» WHAT TO PRODUCE
Please find all lines in the data that hold the string "JSON" and copy them.

» SUPPLIED MATERIAL
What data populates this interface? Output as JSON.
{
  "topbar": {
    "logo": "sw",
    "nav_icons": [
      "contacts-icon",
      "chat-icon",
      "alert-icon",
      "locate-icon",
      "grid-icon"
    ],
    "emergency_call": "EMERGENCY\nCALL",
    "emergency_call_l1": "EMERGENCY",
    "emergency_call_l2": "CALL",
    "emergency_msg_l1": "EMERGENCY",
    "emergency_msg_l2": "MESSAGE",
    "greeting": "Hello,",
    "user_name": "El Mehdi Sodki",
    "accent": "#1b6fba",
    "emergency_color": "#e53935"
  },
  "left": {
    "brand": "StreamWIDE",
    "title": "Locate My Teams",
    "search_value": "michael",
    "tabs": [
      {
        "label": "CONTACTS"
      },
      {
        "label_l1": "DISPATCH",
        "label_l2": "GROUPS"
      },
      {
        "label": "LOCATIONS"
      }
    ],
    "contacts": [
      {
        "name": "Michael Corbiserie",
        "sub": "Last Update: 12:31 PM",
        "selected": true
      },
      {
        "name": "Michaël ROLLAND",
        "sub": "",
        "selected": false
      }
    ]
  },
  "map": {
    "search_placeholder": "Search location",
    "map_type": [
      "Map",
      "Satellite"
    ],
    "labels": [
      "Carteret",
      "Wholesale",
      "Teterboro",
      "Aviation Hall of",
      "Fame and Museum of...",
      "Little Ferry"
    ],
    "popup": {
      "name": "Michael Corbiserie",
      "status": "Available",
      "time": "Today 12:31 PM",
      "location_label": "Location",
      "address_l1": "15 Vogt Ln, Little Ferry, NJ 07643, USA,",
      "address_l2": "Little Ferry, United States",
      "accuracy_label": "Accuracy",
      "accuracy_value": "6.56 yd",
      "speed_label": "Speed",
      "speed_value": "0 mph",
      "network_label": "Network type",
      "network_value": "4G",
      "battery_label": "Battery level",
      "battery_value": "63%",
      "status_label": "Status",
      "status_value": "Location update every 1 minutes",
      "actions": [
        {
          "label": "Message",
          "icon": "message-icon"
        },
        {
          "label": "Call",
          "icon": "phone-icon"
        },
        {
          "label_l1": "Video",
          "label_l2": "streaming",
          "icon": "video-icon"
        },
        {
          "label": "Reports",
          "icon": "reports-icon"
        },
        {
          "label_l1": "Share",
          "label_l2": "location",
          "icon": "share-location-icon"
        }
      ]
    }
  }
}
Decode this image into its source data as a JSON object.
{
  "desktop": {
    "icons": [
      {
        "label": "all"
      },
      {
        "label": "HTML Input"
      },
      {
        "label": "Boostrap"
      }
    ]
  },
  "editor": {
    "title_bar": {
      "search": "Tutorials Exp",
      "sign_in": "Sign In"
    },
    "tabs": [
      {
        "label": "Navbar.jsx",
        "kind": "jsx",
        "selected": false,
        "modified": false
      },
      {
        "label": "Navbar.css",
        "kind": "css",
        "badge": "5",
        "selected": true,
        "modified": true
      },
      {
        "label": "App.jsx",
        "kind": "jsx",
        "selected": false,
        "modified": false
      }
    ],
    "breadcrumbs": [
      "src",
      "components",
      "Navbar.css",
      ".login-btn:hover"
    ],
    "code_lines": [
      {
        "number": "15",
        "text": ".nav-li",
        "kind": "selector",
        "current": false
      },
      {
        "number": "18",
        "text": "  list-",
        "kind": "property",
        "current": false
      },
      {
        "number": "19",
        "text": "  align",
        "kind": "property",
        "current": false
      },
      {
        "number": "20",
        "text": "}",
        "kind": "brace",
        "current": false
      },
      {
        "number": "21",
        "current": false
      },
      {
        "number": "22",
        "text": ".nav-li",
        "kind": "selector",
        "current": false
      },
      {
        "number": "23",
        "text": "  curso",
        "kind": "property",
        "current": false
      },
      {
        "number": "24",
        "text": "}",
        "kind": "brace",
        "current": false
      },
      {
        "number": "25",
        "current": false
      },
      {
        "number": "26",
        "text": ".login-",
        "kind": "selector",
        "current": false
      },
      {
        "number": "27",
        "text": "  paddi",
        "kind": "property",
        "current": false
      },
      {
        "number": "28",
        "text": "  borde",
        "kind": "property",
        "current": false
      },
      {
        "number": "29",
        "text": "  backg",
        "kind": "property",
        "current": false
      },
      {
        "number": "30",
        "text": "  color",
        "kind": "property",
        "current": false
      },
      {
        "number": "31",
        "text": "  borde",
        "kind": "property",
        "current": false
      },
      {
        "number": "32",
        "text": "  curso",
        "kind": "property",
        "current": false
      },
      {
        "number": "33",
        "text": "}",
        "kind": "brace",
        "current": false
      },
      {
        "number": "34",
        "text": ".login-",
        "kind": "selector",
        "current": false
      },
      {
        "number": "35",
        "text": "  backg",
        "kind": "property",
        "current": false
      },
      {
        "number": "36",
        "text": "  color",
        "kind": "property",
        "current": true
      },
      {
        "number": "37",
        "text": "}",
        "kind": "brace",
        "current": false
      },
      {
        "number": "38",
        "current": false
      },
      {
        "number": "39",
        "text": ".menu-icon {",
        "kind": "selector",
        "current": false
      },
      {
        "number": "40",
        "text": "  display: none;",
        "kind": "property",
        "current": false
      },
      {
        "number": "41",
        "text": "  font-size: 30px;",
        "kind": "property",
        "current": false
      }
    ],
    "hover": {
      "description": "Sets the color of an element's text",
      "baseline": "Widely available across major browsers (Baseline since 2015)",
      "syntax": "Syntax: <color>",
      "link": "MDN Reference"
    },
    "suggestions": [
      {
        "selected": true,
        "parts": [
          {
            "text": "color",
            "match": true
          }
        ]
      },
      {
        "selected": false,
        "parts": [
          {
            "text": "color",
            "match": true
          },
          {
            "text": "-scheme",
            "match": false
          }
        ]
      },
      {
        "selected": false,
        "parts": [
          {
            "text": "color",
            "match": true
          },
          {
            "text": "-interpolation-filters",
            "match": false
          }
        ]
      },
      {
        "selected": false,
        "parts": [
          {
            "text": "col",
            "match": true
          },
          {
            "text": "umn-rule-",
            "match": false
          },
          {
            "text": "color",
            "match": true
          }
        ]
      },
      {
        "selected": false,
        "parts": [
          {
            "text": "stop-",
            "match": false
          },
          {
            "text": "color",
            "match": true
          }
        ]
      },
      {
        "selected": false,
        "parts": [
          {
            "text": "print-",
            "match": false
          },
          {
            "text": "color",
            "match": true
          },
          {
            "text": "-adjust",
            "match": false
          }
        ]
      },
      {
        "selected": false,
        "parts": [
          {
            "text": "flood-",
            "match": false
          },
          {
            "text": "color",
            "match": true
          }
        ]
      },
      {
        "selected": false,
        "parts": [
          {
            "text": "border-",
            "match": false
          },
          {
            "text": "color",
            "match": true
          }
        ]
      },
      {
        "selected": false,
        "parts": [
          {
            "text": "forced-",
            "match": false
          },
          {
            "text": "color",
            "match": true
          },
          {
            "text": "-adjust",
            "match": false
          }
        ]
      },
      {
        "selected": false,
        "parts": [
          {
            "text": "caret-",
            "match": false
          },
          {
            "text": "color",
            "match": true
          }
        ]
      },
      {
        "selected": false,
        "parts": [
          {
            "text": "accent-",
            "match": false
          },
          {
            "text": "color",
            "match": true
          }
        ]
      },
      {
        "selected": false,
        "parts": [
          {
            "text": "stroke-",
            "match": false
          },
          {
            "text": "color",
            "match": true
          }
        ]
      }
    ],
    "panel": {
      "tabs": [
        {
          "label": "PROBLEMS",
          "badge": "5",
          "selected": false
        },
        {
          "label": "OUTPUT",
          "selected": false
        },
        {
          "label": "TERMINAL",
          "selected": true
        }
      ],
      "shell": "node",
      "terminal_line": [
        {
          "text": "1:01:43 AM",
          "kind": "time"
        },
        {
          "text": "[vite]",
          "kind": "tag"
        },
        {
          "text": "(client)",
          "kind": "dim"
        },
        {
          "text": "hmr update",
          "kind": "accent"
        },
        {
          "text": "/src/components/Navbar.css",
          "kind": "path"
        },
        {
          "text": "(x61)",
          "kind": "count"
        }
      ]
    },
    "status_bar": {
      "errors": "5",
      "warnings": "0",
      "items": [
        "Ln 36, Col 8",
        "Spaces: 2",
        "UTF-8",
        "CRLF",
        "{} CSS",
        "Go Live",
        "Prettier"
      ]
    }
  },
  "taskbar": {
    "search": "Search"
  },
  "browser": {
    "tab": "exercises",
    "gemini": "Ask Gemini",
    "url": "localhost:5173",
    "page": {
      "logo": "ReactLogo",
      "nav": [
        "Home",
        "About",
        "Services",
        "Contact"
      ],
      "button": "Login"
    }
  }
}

» TASK SOLUTION
What data populates this interface? Output as JSON.
Decode this image into its source data as a JSON object.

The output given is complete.